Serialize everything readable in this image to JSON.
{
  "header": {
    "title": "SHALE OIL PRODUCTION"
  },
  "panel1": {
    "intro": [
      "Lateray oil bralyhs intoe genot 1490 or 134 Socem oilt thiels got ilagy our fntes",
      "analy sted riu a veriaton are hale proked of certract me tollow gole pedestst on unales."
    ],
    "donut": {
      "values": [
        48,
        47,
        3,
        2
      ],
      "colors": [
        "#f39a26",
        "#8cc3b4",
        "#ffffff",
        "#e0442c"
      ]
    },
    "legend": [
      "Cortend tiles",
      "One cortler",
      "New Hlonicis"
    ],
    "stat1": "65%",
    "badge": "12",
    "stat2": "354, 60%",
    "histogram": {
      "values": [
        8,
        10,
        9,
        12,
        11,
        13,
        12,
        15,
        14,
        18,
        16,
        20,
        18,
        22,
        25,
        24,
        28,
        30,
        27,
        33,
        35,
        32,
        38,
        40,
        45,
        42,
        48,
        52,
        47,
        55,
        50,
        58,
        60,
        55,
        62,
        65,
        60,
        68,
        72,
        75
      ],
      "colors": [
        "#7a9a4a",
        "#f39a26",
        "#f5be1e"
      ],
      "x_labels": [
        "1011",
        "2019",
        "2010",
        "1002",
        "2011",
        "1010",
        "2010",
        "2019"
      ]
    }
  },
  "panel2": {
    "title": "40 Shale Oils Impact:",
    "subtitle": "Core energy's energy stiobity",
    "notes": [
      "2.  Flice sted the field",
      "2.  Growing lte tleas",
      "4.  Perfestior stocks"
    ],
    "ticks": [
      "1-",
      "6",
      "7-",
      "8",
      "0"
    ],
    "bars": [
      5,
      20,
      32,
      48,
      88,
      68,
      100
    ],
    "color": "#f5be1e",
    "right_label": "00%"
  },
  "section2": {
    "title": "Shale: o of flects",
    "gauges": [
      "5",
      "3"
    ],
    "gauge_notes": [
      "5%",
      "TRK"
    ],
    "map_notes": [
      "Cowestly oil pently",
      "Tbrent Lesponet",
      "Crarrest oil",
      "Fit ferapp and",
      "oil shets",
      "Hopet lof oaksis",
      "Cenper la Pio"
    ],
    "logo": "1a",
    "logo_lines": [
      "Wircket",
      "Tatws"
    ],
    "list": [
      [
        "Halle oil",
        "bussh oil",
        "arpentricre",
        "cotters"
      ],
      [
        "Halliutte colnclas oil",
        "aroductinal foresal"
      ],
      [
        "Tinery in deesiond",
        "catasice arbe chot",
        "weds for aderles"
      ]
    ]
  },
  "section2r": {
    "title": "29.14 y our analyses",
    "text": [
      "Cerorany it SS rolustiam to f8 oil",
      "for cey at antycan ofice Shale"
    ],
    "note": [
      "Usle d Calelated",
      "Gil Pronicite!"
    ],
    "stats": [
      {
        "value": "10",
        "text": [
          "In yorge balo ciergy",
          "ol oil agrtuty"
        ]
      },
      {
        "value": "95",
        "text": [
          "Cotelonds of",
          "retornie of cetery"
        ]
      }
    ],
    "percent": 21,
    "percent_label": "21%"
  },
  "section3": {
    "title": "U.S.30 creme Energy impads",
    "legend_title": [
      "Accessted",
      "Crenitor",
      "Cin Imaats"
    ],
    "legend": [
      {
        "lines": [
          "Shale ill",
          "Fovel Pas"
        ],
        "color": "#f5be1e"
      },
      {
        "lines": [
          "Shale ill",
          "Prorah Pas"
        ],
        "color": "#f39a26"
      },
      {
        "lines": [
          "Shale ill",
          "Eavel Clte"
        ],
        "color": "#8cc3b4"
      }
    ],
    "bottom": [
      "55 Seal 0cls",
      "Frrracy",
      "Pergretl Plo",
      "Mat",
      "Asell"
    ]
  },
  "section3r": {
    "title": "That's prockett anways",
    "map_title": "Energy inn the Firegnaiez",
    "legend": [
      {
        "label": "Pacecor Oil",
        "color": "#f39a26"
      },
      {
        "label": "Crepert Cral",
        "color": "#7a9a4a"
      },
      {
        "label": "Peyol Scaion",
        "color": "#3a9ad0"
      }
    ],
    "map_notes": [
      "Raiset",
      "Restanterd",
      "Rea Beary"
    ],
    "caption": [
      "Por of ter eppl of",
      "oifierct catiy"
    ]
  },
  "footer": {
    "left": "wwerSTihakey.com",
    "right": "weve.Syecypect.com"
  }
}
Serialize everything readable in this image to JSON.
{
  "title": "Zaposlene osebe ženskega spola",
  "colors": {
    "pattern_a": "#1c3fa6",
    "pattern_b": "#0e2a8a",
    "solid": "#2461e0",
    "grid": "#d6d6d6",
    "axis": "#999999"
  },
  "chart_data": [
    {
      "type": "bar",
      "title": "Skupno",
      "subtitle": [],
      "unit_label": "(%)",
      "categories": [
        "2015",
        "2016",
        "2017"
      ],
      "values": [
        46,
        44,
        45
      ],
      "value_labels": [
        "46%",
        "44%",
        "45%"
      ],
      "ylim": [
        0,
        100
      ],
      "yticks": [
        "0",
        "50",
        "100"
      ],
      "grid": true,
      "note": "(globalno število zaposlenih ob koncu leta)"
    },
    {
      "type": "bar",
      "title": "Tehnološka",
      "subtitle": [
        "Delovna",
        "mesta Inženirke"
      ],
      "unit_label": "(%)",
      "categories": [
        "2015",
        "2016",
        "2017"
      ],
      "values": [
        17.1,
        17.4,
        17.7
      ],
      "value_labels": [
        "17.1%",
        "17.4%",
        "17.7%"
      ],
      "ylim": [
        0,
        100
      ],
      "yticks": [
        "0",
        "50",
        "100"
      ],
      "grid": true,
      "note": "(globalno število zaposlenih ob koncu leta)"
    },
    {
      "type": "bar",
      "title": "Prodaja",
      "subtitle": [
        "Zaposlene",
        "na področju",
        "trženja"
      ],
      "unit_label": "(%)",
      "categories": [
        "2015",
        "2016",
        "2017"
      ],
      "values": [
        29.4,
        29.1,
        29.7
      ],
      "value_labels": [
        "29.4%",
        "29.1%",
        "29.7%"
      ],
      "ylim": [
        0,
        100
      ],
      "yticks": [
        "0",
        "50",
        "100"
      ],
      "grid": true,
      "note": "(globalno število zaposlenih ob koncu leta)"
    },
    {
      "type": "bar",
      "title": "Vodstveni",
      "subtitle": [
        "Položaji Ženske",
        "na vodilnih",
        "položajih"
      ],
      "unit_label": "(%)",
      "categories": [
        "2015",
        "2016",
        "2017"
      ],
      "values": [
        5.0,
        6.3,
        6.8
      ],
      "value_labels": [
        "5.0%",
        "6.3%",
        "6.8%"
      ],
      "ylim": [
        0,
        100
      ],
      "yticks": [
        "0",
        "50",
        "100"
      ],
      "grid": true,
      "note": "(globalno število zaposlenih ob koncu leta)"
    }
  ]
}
● ● ● ● ●
Write out all of the records once more, exactly.

Serialize everything readable in this image to JSON.
{
  "header": {
    "title": "SHALE OIL PRODUCTION"
  },
  "panel1": {
    "intro": [
      "Lateray oil bralyhs intoe genot 1490 or 134 Socem oilt thiels got ilagy our fntes",
      "analy sted riu a veriaton are hale proked of certract me tollow gole pedestst on unales."
    ],
    "donut": {
      "values": [
        48,
        47,
        3,
        2
      ],
      "colors": [
        "#f39a26",
        "#8cc3b4",
        "#ffffff",
        "#e0442c"
      ]
    },
    "legend": [
      "Cortend tiles",
      "One cortler",
      "New Hlonicis"
    ],
    "stat1": "65%",
    "badge": "12",
    "stat2": "354, 60%",
    "histogram": {
      "values": [
        8,
        10,
        9,
        12,
        11,
        13,
        12,
        15,
        14,
        18,
        16,
        20,
        18,
        22,
        25,
        24,
        28,
        30,
        27,
        33,
        35,
        32,
        38,
        40,
        45,
        42,
        48,
        52,
        47,
        55,
        50,
        58,
        60,
        55,
        62,
        65,
        60,
        68,
        72,
        75
      ],
      "colors": [
        "#7a9a4a",
        "#f39a26",
        "#f5be1e"
      ],
      "x_labels": [
        "1011",
        "2019",
        "2010",
        "1002",
        "2011",
        "1010",
        "2010",
        "2019"
      ]
    }
  },
  "panel2": {
    "title": "40 Shale Oils Impact:",
    "subtitle": "Core energy's energy stiobity",
    "notes": [
      "2.  Flice sted the field",
      "2.  Growing lte tleas",
      "4.  Perfestior stocks"
    ],
    "ticks": [
      "1-",
      "6",
      "7-",
      "8",
      "0"
    ],
    "bars": [
      5,
      20,
      32,
      48,
      88,
      68,
      100
    ],
    "color": "#f5be1e",
    "right_label": "00%"
  },
  "section2": {
    "title": "Shale: o of flects",
    "gauges": [
      "5",
      "3"
    ],
    "gauge_notes": [
      "5%",
      "TRK"
    ],
    "map_notes": [
      "Cowestly oil pently",
      "Tbrent Lesponet",
      "Crarrest oil",
      "Fit ferapp and",
      "oil shets",
      "Hopet lof oaksis",
      "Cenper la Pio"
    ],
    "logo": "1a",
    "logo_lines": [
      "Wircket",
      "Tatws"
    ],
    "list": [
      [
        "Halle oil",
        "bussh oil",
        "arpentricre",
        "cotters"
      ],
      [
        "Halliutte colnclas oil",
        "aroductinal foresal"
      ],
      [
        "Tinery in deesiond",
        "catasice arbe chot",
        "weds for aderles"
      ]
    ]
  },
  "section2r": {
    "title": "29.14 y our analyses",
    "text": [
      "Cerorany it SS rolustiam to f8 oil",
      "for cey at antycan ofice Shale"
    ],
    "note": [
      "Usle d Calelated",
      "Gil Pronicite!"
    ],
    "stats": [
      {
        "value": "10",
        "text": [
          "In yorge balo ciergy",
          "ol oil agrtuty"
        ]
      },
      {
        "value": "95",
        "text": [
          "Cotelonds of",
          "retornie of cetery"
        ]
      }
    ],
    "percent": 21,
    "percent_label": "21%"
  },
  "section3": {
    "title": "U.S.30 creme Energy impads",
    "legend_title": [
      "Accessted",
      "Crenitor",
      "Cin Imaats"
    ],
    "legend": [
      {
        "lines": [
          "Shale ill",
          "Fovel Pas"
        ],
        "color": "#f5be1e"
      },
      {
        "lines": [
          "Shale ill",
          "Prorah Pas"
        ],
        "color": "#f39a26"
      },
      {
        "lines": [
          "Shale ill",
          "Eavel Clte"
        ],
        "color": "#8cc3b4"
      }
    ],
    "bottom": [
      "55 Seal 0cls",
      "Frrracy",
      "Pergretl Plo",
      "Mat",
      "Asell"
    ]
  },
  "section3r": {
    "title": "That's prockett anways",
    "map_title": "Energy inn the Firegnaiez",
    "legend": [
      {
        "label": "Pacecor Oil",
        "color": "#f39a26"
      },
      {
        "label": "Crepert Cral",
        "color": "#7a9a4a"
      },
      {
        "label": "Peyol Scaion",
        "color": "#3a9ad0"
      }
    ],
    "map_notes": [
      "Raiset",
      "Restanterd",
      "Rea Beary"
    ],
    "caption": [
      "Por of ter eppl of",
      "oifierct catiy"
    ]
  },
  "footer": {
    "left": "wwerSTihakey.com",
    "right": "weve.Syecypect.com"
  }
}
Serialize everything readable in this image to JSON.
{
  "title": "Zaposlene osebe ženskega spola",
  "colors": {
    "pattern_a": "#1c3fa6",
    "pattern_b": "#0e2a8a",
    "solid": "#2461e0",
    "grid": "#d6d6d6",
    "axis": "#999999"
  },
  "chart_data": [
    {
      "type": "bar",
      "title": "Skupno",
      "subtitle": [],
      "unit_label": "(%)",
      "categories": [
        "2015",
        "2016",
        "2017"
      ],
      "values": [
        46,
        44,
        45
      ],
      "value_labels": [
        "46%",
        "44%",
        "45%"
      ],
      "ylim": [
        0,
        100
      ],
      "yticks": [
        "0",
        "50",
        "100"
      ],
      "grid": true,
      "note": "(globalno število zaposlenih ob koncu leta)"
    },
    {
      "type": "bar",
      "title": "Tehnološka",
      "subtitle": [
        "Delovna",
        "mesta Inženirke"
      ],
      "unit_label": "(%)",
      "categories": [
        "2015",
        "2016",
        "2017"
      ],
      "values": [
        17.1,
        17.4,
        17.7
      ],
      "value_labels": [
        "17.1%",
        "17.4%",
        "17.7%"
      ],
      "ylim": [
        0,
        100
      ],
      "yticks": [
        "0",
        "50",
        "100"
      ],
      "grid": true,
      "note": "(globalno število zaposlenih ob koncu leta)"
    },
    {
      "type": "bar",
      "title": "Prodaja",
      "subtitle": [
        "Zaposlene",
        "na področju",
        "trženja"
      ],
      "unit_label": "(%)",
      "categories": [
        "2015",
        "2016",
        "2017"
      ],
      "values": [
        29.4,
        29.1,
        29.7
      ],
      "value_labels": [
        "29.4%",
        "29.1%",
        "29.7%"
      ],
      "ylim": [
        0,
        100
      ],
      "yticks": [
        "0",
        "50",
        "100"
      ],
      "grid": true,
      "note": "(globalno število zaposlenih ob koncu leta)"
    },
    {
      "type": "bar",
      "title": "Vodstveni",
      "subtitle": [
        "Položaji Ženske",
        "na vodilnih",
        "položajih"
      ],
      "unit_label": "(%)",
      "categories": [
        "2015",
        "2016",
        "2017"
      ],
      "values": [
        5.0,
        6.3,
        6.8
      ],
      "value_labels": [
        "5.0%",
        "6.3%",
        "6.8%"
      ],
      "ylim": [
        0,
        100
      ],
      "yticks": [
        "0",
        "50",
        "100"
      ],
      "grid": true,
      "note": "(globalno število zaposlenih ob koncu leta)"
    }
  ]
}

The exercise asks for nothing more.